YOUR TASK: Which lines below hold the word "Eolien"? Report each one.

......

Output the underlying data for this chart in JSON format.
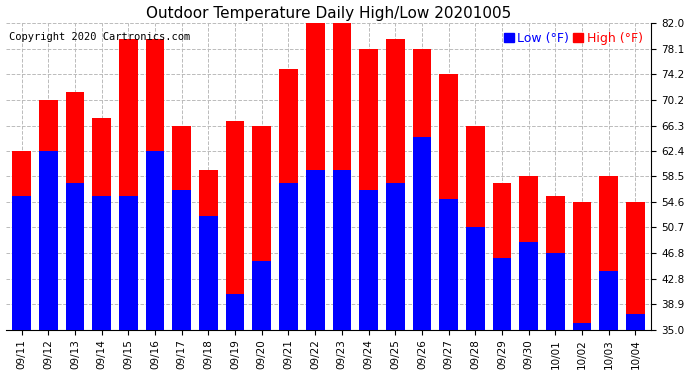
{
  "title": "Outdoor Temperature Daily High/Low 20201005",
  "copyright": "Copyright 2020 Cartronics.com",
  "dates": [
    "09/11",
    "09/12",
    "09/13",
    "09/14",
    "09/15",
    "09/16",
    "09/17",
    "09/18",
    "09/19",
    "09/20",
    "09/21",
    "09/22",
    "09/23",
    "09/24",
    "09/25",
    "09/26",
    "09/27",
    "09/28",
    "09/29",
    "09/30",
    "10/01",
    "10/02",
    "10/03",
    "10/04"
  ],
  "highs": [
    62.4,
    70.2,
    71.5,
    67.5,
    79.5,
    79.5,
    66.3,
    59.5,
    67.0,
    66.3,
    75.0,
    82.0,
    82.0,
    78.1,
    79.5,
    78.1,
    74.2,
    66.3,
    57.5,
    58.5,
    55.5,
    54.6,
    58.5,
    54.6
  ],
  "lows": [
    55.5,
    62.4,
    57.5,
    55.5,
    55.5,
    62.4,
    56.5,
    52.5,
    40.5,
    45.5,
    57.5,
    59.5,
    59.5,
    56.5,
    57.5,
    64.5,
    55.0,
    50.7,
    46.0,
    48.5,
    46.8,
    36.0,
    44.0,
    37.5
  ],
  "ylim_min": 35.0,
  "ylim_max": 82.0,
  "yticks": [
    35.0,
    38.9,
    42.8,
    46.8,
    50.7,
    54.6,
    58.5,
    62.4,
    66.3,
    70.2,
    74.2,
    78.1,
    82.0
  ],
  "high_color": "#ff0000",
  "low_color": "#0000ff",
  "bg_color": "#ffffff",
  "grid_color": "#bbbbbb",
  "title_fontsize": 11,
  "copyright_fontsize": 7.5,
  "legend_fontsize": 9,
  "tick_fontsize": 7.5
}
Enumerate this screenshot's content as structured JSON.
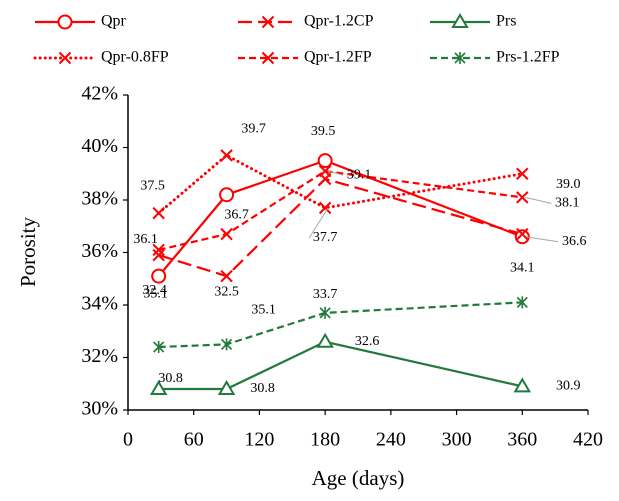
{
  "chart_data": {
    "type": "line",
    "x_label": "Age (days)",
    "y_label": "Porosity",
    "x": [
      28,
      90,
      180,
      360
    ],
    "xlim": [
      0,
      420
    ],
    "xticks": [
      0,
      60,
      120,
      180,
      240,
      300,
      360,
      420
    ],
    "ylim": [
      30,
      42
    ],
    "yticks": [
      {
        "value": 30,
        "label": "30%"
      },
      {
        "value": 32,
        "label": "32%"
      },
      {
        "value": 34,
        "label": "34%"
      },
      {
        "value": 36,
        "label": "36%"
      },
      {
        "value": 38,
        "label": "38%"
      },
      {
        "value": 40,
        "label": "40%"
      },
      {
        "value": 42,
        "label": "42%"
      }
    ],
    "grid": false,
    "legend": "top",
    "series": [
      {
        "name": "Qpr",
        "color": "#ff0000",
        "marker": "circle",
        "dash": "solid",
        "values": [
          35.1,
          38.2,
          39.5,
          36.6
        ],
        "value_labels": [
          "35.1",
          null,
          "39.5",
          "36.6"
        ]
      },
      {
        "name": "Qpr-1.2CP",
        "color": "#ff0000",
        "marker": "x",
        "dash": "long-dash",
        "values": [
          35.9,
          35.1,
          38.8,
          36.7
        ],
        "value_labels": [
          null,
          "35.1",
          null,
          null
        ]
      },
      {
        "name": "Prs",
        "color": "#217a3c",
        "marker": "triangle",
        "dash": "solid",
        "values": [
          30.8,
          30.8,
          32.6,
          30.9
        ],
        "value_labels": [
          "30.8",
          "30.8",
          "32.6",
          "30.9"
        ]
      },
      {
        "name": "Qpr-0.8FP",
        "color": "#ff0000",
        "marker": "x",
        "dash": "dot",
        "values": [
          37.5,
          39.7,
          37.7,
          39.0
        ],
        "value_labels": [
          "37.5",
          "39.7",
          "37.7",
          "39.0"
        ]
      },
      {
        "name": "Qpr-1.2FP",
        "color": "#ff0000",
        "marker": "x",
        "dash": "dash",
        "values": [
          36.1,
          36.7,
          39.1,
          38.1
        ],
        "value_labels": [
          "36.1",
          "36.7",
          "39.1",
          "38.1"
        ]
      },
      {
        "name": "Prs-1.2FP",
        "color": "#217a3c",
        "marker": "star",
        "dash": "dash",
        "values": [
          32.4,
          32.5,
          33.7,
          34.1
        ],
        "value_labels": [
          "32.4",
          "32.5",
          "33.7",
          "34.1"
        ]
      }
    ]
  }
}
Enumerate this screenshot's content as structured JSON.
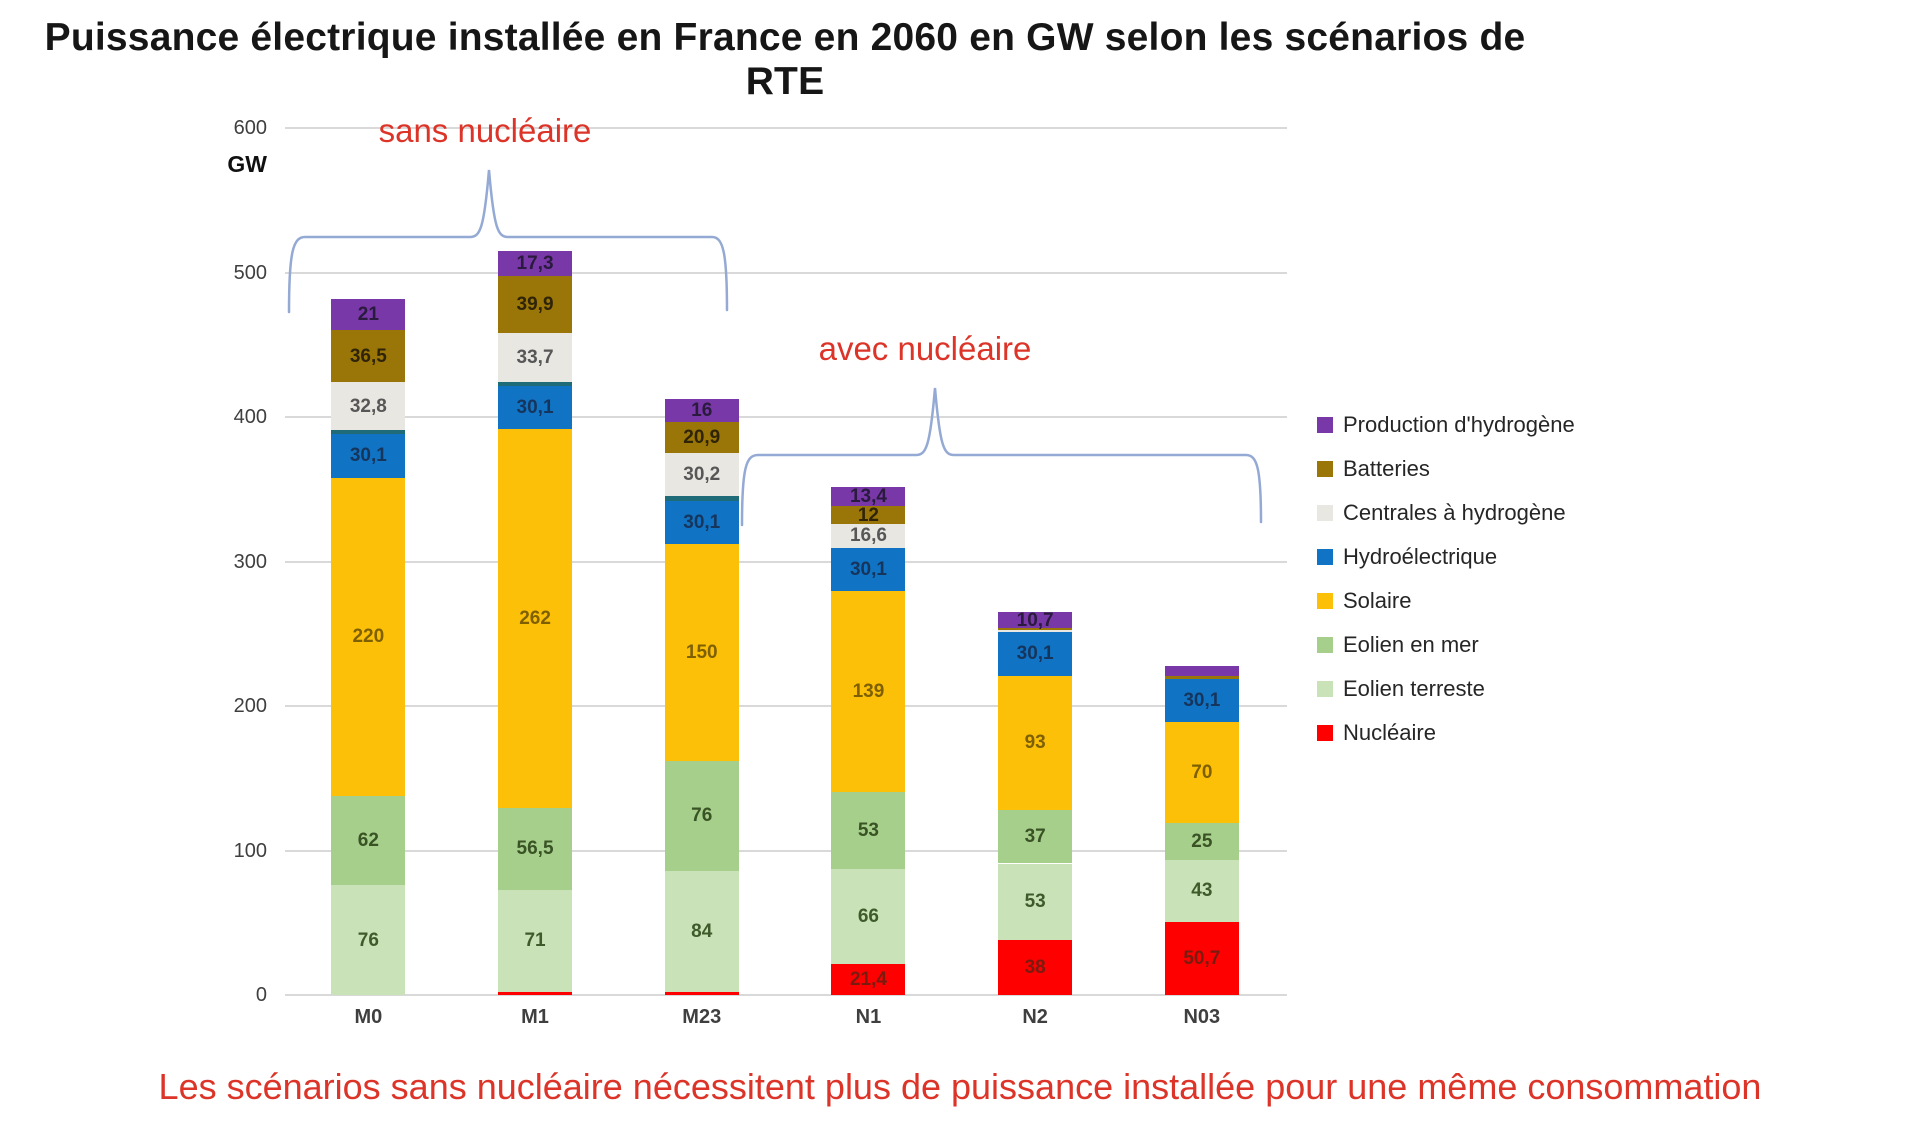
{
  "page": {
    "title": "Puissance électrique installée en France en 2060 en GW selon les scénarios de RTE",
    "caption": "Les scénarios sans nucléaire nécessitent plus de puissance installée pour une même consommation",
    "caption_color": "#DC3428"
  },
  "annotations": {
    "sans_nucleaire": "sans nucléaire",
    "avec_nucleaire": "avec nucléaire",
    "text_color": "#DC3428",
    "brace_color": "#94A9D4"
  },
  "chart_data": {
    "type": "bar",
    "variant": "stacked-column",
    "unit_label": "GW",
    "categories": [
      "M0",
      "M1",
      "M23",
      "N1",
      "N2",
      "N03"
    ],
    "ylim": [
      0,
      600
    ],
    "yticks": [
      0,
      100,
      200,
      300,
      400,
      500,
      600
    ],
    "grid": true,
    "legend_position": "right",
    "series_stack_order": "bottom-to-top",
    "series": [
      {
        "name": "Nucléaire",
        "color": "#FE0000",
        "label_color": "#7A1B10",
        "in_legend": true,
        "values": [
          0,
          2,
          2,
          21.4,
          38,
          50.7
        ],
        "labels": [
          "",
          "",
          "",
          "21,4",
          "38",
          "50,7"
        ]
      },
      {
        "name": "Eolien terreste",
        "color": "#C9E2B8",
        "label_color": "#3F5B2B",
        "in_legend": true,
        "values": [
          76,
          71,
          84,
          66,
          53,
          43
        ],
        "labels": [
          "76",
          "71",
          "84",
          "66",
          "53",
          "43"
        ]
      },
      {
        "name": "Eolien en mer",
        "color": "#A7CF8C",
        "label_color": "#395325",
        "in_legend": true,
        "values": [
          62,
          56.5,
          76,
          53,
          37,
          25
        ],
        "labels": [
          "62",
          "56,5",
          "76",
          "53",
          "37",
          "25"
        ]
      },
      {
        "name": "Solaire",
        "color": "#FDC008",
        "label_color": "#7F6000",
        "in_legend": true,
        "values": [
          220,
          262,
          150,
          139,
          93,
          70
        ],
        "labels": [
          "220",
          "262",
          "150",
          "139",
          "93",
          "70"
        ]
      },
      {
        "name": "Hydroélectrique",
        "color": "#1173C4",
        "label_color": "#16355C",
        "in_legend": true,
        "values": [
          30.1,
          30.1,
          30.1,
          30.1,
          30.1,
          30.1
        ],
        "labels": [
          "30,1",
          "30,1",
          "30,1",
          "30,1",
          "30,1",
          "30,1"
        ]
      },
      {
        "name": "(segment sans légende)",
        "color": "#1F6B78",
        "label_color": "#FFFFFF",
        "in_legend": false,
        "values": [
          3,
          2.5,
          3,
          0,
          0,
          0
        ],
        "labels": [
          "",
          "",
          "",
          "",
          "",
          ""
        ]
      },
      {
        "name": "Centrales à hydrogène",
        "color": "#E9E7E2",
        "label_color": "#575757",
        "in_legend": true,
        "values": [
          32.8,
          33.7,
          30.2,
          16.6,
          1.5,
          0
        ],
        "labels": [
          "32,8",
          "33,7",
          "30,2",
          "16,6",
          "",
          ""
        ]
      },
      {
        "name": "Batteries",
        "color": "#9A7608",
        "label_color": "#2F2407",
        "in_legend": true,
        "values": [
          36.5,
          39.9,
          20.9,
          12,
          1.5,
          2
        ],
        "labels": [
          "36,5",
          "39,9",
          "20,9",
          "12",
          "",
          ""
        ]
      },
      {
        "name": "Production d'hydrogène",
        "color": "#7838A8",
        "label_color": "#2A1A3D",
        "in_legend": true,
        "values": [
          21,
          17.3,
          16,
          13.4,
          10.7,
          7
        ],
        "labels": [
          "21",
          "17,3",
          "16",
          "13,4",
          "10,7",
          ""
        ]
      }
    ]
  }
}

......

ANSWER FOR THE TASK:
        "name": "Eolien terreste",
        "name": "Eolien en mer",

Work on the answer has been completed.